Entries follow. Set all of them down as they stand.

STORED ROWS:

══════════════════════════════

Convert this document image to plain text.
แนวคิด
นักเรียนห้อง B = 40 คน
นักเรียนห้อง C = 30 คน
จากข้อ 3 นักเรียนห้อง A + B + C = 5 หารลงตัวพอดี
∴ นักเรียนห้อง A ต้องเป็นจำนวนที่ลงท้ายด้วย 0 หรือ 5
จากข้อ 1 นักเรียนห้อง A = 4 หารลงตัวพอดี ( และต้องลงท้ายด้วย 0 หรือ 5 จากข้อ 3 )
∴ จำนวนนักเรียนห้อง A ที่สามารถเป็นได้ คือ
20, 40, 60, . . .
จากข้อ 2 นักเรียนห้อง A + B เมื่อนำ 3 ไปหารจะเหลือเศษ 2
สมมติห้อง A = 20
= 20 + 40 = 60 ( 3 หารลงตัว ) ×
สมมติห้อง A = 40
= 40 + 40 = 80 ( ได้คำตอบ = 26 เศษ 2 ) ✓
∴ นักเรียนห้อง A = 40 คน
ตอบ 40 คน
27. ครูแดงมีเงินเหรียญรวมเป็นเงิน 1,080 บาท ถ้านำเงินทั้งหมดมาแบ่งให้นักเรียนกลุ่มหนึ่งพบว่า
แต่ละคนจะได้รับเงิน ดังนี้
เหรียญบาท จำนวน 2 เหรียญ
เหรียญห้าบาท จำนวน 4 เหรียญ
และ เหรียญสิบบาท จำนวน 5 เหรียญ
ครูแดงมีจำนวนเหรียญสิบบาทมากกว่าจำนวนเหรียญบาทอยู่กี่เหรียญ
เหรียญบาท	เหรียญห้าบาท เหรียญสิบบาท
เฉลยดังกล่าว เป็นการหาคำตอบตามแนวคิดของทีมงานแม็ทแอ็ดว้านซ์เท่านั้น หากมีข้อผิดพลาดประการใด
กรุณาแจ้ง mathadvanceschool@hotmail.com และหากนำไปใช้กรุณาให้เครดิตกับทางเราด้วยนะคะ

══════════════════════════════

TASK OUTPUT:
Convert this document image to plain text.
แนวคิด
นักเรียนห้อง B = 40 คน
นักเรียนห้อง C = 30 คน
จากข้อ 3 นักเรียนห้อง A + B + C = 5 หารลงตัวพอดี
∴ นักเรียนห้อง A ต้องเป็นจำนวนที่ลงท้ายด้วย 0 หรือ 5
จากข้อ 1 นักเรียนห้อง A = 4 หารลงตัวพอดี ( และต้องลงท้ายด้วย 0 หรือ 5 จากข้อ 3 )
∴ จำนวนนักเรียนห้อง A ที่สามารถเป็นได้ คือ
20, 40, 60, . . .
จากข้อ 2 นักเรียนห้อง A + B เมื่อนำ 3 ไปหารจะเหลือเศษ 2
สมมติห้อง A = 20
= 20 + 40 = 60 ( 3 หารลงตัว ) ×
สมมติห้อง A = 40
= 40 + 40 = 80 ( ได้คำตอบ = 26 เศษ 2 ) ✓
∴ นักเรียนห้อง A = 40 คน
ตอบ 40 คน
27. ครูแดงมีเงินเหรียญรวมเป็นเงิน 1,080 บาท ถ้านำเงินทั้งหมดมาแบ่งให้นักเรียนกลุ่มหนึ่งพบว่า
แต่ละคนจะได้รับเงิน ดังนี้
เหรียญบาท จำนวน 2 เหรียญ
เหรียญห้าบาท จำนวน 4 เหรียญ
และ เหรียญสิบบาท จำนวน 5 เหรียญ
ครูแดงมีจำนวนเหรียญสิบบาทมากกว่าจำนวนเหรียญบาทอยู่กี่เหรียญ
เหรียญบาท	เหรียญห้าบาท เหรียญสิบบาท
เฉลยดังกล่าว เป็นการหาคำตอบตามแนวคิดของทีมงานแม็ทแอ็ดว้านซ์เท่านั้น หากมีข้อผิดพลาดประการใด
กรุณาแจ้ง mathadvanceschool@hotmail.com และหากนำไปใช้กรุณาให้เครดิตกับทางเราด้วยนะคะ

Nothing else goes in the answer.